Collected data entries
start
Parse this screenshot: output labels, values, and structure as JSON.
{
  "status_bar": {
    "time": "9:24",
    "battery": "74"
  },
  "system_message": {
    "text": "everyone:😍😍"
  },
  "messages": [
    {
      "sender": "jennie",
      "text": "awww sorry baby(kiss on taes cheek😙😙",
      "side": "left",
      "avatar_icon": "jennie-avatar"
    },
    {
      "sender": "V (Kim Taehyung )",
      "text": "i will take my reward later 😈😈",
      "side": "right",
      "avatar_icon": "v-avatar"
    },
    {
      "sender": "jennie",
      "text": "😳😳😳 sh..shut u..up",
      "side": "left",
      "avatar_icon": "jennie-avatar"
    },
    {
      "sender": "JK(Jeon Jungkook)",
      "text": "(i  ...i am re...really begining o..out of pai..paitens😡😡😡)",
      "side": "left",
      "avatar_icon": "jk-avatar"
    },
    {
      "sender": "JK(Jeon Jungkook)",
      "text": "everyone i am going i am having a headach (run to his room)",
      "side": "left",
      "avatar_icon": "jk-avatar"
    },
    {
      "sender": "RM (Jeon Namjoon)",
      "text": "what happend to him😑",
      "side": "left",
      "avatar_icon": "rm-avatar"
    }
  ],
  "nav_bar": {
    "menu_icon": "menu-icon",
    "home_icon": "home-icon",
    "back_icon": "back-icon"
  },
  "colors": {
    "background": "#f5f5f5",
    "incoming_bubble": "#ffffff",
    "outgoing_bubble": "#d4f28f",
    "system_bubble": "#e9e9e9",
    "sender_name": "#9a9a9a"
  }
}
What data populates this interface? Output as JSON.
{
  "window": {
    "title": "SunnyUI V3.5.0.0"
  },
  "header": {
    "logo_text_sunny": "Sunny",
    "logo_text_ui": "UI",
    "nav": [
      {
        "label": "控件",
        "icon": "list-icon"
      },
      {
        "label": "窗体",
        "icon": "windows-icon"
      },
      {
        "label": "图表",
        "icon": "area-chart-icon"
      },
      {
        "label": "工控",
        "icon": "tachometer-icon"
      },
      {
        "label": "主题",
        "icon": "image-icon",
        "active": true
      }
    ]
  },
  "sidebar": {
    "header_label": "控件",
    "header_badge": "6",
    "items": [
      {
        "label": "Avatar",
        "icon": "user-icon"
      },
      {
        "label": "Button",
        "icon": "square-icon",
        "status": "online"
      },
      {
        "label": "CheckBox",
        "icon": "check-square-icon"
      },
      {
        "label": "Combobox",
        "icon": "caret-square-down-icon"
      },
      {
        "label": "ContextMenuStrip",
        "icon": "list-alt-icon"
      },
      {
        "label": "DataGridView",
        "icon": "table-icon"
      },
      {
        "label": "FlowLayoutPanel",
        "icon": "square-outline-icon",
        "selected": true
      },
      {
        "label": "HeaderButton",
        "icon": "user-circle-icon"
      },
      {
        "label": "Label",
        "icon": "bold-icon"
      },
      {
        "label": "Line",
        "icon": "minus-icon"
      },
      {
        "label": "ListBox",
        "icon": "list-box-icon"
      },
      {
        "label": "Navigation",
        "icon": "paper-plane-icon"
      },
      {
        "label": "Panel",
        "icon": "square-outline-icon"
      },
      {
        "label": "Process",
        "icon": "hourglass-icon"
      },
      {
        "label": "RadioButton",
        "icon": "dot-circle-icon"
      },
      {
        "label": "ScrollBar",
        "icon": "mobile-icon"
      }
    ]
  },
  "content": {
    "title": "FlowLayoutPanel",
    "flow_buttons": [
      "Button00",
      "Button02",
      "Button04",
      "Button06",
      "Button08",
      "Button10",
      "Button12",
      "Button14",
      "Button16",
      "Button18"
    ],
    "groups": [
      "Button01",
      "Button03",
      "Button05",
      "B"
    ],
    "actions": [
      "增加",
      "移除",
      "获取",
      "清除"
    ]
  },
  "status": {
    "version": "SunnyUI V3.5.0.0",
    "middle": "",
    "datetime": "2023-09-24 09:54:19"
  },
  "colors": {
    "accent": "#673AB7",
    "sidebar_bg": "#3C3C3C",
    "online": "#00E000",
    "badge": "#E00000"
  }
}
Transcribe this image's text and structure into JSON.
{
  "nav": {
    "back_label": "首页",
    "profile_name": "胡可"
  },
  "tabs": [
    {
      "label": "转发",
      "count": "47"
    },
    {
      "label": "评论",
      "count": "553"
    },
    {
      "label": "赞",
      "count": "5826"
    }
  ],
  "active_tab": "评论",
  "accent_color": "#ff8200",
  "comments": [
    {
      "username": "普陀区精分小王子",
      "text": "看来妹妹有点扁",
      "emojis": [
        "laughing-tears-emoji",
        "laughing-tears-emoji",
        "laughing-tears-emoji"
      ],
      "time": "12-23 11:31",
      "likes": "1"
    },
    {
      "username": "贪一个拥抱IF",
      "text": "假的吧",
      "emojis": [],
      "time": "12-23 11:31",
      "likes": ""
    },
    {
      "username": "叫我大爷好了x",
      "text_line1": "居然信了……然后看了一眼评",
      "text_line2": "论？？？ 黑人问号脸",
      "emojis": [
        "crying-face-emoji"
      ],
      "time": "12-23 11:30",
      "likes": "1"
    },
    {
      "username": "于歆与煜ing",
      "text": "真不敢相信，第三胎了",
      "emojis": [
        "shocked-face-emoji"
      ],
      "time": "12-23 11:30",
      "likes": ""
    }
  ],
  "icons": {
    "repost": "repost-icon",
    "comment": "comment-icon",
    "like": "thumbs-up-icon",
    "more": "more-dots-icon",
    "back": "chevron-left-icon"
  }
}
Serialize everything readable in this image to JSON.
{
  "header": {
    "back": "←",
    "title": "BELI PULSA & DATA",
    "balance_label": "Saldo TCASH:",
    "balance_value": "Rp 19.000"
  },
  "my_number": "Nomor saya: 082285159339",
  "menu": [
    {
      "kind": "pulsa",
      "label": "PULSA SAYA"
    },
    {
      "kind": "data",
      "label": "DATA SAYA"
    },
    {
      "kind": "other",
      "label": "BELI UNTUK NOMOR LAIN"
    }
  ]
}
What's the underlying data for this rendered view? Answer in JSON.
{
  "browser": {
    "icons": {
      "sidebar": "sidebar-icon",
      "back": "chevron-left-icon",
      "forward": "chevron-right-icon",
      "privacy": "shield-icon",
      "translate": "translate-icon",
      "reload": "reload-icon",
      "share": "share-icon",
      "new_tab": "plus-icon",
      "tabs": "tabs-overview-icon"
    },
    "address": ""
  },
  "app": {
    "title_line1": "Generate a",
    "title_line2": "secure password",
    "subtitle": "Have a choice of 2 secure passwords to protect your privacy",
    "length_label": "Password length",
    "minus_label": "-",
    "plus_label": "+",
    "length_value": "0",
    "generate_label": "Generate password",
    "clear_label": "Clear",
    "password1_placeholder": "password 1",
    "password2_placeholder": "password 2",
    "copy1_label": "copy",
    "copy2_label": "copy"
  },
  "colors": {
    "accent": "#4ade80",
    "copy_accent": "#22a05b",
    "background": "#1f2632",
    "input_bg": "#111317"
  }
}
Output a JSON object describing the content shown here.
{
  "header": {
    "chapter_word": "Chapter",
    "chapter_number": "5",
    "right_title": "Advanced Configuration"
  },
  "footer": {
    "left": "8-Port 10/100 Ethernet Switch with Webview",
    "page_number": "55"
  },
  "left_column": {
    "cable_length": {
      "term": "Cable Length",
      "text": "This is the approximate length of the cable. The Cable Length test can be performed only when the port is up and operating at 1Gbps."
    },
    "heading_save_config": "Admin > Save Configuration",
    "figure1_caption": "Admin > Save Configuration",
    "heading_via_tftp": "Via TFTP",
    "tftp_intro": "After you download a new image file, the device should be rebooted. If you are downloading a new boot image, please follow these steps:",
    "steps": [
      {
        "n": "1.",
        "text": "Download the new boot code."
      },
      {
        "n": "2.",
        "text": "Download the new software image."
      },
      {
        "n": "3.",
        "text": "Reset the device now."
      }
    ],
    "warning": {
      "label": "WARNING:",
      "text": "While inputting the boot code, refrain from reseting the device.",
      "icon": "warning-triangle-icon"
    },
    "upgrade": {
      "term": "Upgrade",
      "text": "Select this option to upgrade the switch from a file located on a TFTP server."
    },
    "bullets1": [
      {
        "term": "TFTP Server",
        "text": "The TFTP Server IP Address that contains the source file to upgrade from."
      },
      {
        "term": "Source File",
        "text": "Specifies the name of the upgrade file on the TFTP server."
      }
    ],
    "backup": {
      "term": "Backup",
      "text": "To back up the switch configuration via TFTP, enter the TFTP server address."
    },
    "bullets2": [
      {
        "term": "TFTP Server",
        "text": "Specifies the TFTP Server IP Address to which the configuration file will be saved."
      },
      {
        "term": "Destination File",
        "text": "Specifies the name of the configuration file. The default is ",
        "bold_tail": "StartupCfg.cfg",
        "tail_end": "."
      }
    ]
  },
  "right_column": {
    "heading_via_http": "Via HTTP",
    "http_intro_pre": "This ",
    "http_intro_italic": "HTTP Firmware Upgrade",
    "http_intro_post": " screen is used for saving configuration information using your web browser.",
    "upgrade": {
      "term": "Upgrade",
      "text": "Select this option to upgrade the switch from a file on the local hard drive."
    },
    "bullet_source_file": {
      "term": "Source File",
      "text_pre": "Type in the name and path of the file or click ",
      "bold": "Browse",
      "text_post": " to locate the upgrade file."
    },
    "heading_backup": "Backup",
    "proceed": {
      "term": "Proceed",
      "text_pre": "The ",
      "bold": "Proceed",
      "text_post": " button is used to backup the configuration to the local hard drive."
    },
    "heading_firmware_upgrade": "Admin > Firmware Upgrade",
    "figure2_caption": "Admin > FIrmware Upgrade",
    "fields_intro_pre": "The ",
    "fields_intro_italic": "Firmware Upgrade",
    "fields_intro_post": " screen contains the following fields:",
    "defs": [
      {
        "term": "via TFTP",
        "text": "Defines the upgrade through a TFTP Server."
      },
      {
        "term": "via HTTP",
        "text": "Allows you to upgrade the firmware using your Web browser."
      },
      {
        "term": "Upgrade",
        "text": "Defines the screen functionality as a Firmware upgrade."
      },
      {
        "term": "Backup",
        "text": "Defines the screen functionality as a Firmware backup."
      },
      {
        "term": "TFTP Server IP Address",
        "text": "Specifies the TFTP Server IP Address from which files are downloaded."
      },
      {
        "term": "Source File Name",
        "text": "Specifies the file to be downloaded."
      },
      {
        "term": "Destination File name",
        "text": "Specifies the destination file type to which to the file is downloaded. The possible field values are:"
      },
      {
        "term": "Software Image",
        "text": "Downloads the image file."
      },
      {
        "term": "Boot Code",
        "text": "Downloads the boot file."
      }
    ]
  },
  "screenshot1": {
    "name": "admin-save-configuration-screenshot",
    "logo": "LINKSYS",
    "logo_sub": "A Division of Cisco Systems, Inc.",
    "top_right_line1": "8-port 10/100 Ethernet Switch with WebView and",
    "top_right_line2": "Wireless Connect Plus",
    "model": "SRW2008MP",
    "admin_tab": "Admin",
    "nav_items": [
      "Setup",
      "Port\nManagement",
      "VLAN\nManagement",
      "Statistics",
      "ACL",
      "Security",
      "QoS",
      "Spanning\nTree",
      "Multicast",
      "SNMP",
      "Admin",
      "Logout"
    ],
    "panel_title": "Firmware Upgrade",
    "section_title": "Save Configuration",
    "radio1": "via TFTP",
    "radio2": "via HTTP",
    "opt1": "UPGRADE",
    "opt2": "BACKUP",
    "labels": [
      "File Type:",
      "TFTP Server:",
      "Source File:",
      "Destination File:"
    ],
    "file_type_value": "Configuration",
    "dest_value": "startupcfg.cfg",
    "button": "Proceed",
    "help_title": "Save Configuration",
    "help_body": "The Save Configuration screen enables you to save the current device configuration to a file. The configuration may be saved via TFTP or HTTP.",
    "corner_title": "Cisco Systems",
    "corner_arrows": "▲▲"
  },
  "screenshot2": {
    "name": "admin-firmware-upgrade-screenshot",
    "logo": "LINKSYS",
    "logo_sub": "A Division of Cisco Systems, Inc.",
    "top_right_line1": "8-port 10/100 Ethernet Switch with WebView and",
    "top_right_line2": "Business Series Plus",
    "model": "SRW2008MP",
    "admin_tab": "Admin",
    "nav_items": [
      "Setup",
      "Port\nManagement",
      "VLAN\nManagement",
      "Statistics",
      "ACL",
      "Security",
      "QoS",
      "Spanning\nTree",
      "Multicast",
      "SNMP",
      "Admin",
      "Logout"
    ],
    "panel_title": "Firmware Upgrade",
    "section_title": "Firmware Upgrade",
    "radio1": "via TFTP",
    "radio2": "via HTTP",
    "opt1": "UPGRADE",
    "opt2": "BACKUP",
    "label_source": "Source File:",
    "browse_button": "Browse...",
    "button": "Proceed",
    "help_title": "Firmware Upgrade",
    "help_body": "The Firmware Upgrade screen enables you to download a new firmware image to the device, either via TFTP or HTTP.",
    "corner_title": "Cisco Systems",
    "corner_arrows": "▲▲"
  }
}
end
- [Task instructions]: Provide the number of lines in these entries that hold the word "Specifies", without any accompanying text.

- [Final result]: 6